**Goal:** Reproduce the stretch of the passage on Roman leadership from "After the death" through "he was indispensable." word for word.

**Document passage:**

>>>

Spartacus, picture, image, illustration

Spartacus, rebel leader of the Roman gladiators, would be crushed by Crassus. Picture by Angus McBride

After the death of the Russian dictator Josef Stalin, Soviet leaders were determined to abolish what they called “the cult of personality” – meaning the ability of one man, like Stalin, to get himself so much power that people thought he was indispensable.

There was nothing new about the cult of personality. It was a form of leadership which the ancient Romans were constantly on their guard against. They passed complicated laws restricting the powers of their leaders and cried, “Down with the dictator!” in the streets if any elected leader looked like even attempting to prolong his term of office.

For three centuries after the fall of their last king, the republican Romans kept at bay the problem of one man’s permanent ascendancy over the others. But, in the last hundred years before the birth of Christ, the policy began to collapse under the onslaught of a succession of great men.

And when the last of these proved himself to be the greatest ever Roman; indeed one of the greatest men the world has ever known, the policy had to be changed and a whole new system of government inaugurated. But we shall hear more of him later.

After the second of the two Gracchi brothers had been killed by the Roman mob in the party struggles between the poor plebians and the wealthy patricians, the Roman Senate was convinced that the exhausting class struggle was over. They even caused to be erected in the Forum the Temple of Concord as a sign of universal friendship. They could never have been more misguided in that judgement.

<<<

**Entries provided:**
>>>

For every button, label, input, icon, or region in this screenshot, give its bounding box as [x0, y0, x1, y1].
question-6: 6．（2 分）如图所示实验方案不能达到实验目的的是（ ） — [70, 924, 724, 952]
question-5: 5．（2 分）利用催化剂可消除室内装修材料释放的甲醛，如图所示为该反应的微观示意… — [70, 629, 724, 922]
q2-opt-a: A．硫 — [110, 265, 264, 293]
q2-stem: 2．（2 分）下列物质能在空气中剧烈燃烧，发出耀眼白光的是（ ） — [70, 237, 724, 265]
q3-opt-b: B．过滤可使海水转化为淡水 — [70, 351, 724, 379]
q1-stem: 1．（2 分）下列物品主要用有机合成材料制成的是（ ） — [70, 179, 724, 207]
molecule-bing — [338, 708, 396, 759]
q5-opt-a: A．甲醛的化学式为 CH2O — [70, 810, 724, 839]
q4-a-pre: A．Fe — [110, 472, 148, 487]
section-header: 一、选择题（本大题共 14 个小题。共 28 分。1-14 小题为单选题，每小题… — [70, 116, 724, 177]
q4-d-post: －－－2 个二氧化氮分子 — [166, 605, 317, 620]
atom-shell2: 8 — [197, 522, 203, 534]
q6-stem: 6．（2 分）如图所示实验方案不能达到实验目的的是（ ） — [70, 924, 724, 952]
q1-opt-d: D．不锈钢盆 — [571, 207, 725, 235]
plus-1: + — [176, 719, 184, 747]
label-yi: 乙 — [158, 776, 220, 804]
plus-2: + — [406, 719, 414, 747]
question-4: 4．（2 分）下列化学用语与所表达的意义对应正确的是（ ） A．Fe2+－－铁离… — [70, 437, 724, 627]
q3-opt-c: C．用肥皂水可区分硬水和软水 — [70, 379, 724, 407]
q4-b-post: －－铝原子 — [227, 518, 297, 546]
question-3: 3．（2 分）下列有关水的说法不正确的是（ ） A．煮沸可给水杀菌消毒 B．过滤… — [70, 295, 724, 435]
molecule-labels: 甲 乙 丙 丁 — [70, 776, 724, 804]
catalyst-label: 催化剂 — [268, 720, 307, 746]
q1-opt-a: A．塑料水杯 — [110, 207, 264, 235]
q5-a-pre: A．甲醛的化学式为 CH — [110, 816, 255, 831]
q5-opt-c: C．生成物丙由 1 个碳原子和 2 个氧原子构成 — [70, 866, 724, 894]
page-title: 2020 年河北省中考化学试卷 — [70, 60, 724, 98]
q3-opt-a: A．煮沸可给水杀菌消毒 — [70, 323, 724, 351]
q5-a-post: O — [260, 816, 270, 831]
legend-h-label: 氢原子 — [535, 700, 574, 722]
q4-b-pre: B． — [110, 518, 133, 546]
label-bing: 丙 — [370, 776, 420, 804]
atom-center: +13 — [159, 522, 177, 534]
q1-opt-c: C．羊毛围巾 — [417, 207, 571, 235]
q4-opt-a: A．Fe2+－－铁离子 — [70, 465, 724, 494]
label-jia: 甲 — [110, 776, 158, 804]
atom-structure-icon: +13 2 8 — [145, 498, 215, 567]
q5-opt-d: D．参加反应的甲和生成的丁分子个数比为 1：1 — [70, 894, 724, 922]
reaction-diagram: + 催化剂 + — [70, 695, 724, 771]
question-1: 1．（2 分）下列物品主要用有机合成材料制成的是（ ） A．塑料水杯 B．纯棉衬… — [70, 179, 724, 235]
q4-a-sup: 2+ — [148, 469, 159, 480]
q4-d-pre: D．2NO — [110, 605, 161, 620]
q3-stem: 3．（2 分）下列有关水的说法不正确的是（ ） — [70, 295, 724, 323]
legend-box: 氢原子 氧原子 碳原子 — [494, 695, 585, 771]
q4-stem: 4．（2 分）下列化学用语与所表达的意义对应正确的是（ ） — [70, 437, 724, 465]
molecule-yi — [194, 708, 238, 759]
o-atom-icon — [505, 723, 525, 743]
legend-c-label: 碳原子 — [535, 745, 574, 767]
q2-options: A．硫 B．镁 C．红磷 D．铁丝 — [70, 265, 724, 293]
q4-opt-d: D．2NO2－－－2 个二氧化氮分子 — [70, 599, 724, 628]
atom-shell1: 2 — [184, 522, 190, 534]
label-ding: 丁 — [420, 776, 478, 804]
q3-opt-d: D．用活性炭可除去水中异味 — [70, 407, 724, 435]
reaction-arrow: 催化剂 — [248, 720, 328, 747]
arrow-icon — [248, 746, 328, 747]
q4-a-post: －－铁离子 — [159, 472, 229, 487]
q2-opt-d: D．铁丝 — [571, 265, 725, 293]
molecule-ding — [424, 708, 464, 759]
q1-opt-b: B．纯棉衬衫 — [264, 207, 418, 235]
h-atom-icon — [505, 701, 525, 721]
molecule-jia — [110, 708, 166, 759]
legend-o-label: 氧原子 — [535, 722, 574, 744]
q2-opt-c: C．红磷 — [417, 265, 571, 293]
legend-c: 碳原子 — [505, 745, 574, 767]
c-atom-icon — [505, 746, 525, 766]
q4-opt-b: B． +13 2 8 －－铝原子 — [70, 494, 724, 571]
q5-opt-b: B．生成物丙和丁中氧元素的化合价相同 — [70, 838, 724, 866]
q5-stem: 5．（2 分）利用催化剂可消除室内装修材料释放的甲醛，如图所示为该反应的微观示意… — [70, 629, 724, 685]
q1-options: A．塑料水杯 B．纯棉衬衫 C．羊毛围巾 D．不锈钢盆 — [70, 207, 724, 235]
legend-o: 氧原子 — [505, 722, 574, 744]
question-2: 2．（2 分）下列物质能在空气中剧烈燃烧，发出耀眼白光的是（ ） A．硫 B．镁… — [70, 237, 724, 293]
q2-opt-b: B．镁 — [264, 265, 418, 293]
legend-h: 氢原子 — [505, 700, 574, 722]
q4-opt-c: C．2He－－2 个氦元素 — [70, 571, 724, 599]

<<<

**Complete response:**
After the death of the Russian dictator Josef Stalin, Soviet leaders were determined to abolish what they called “the cult of personality” – meaning the ability of one man, like Stalin, to get himself so much power that people thought he was indispensable.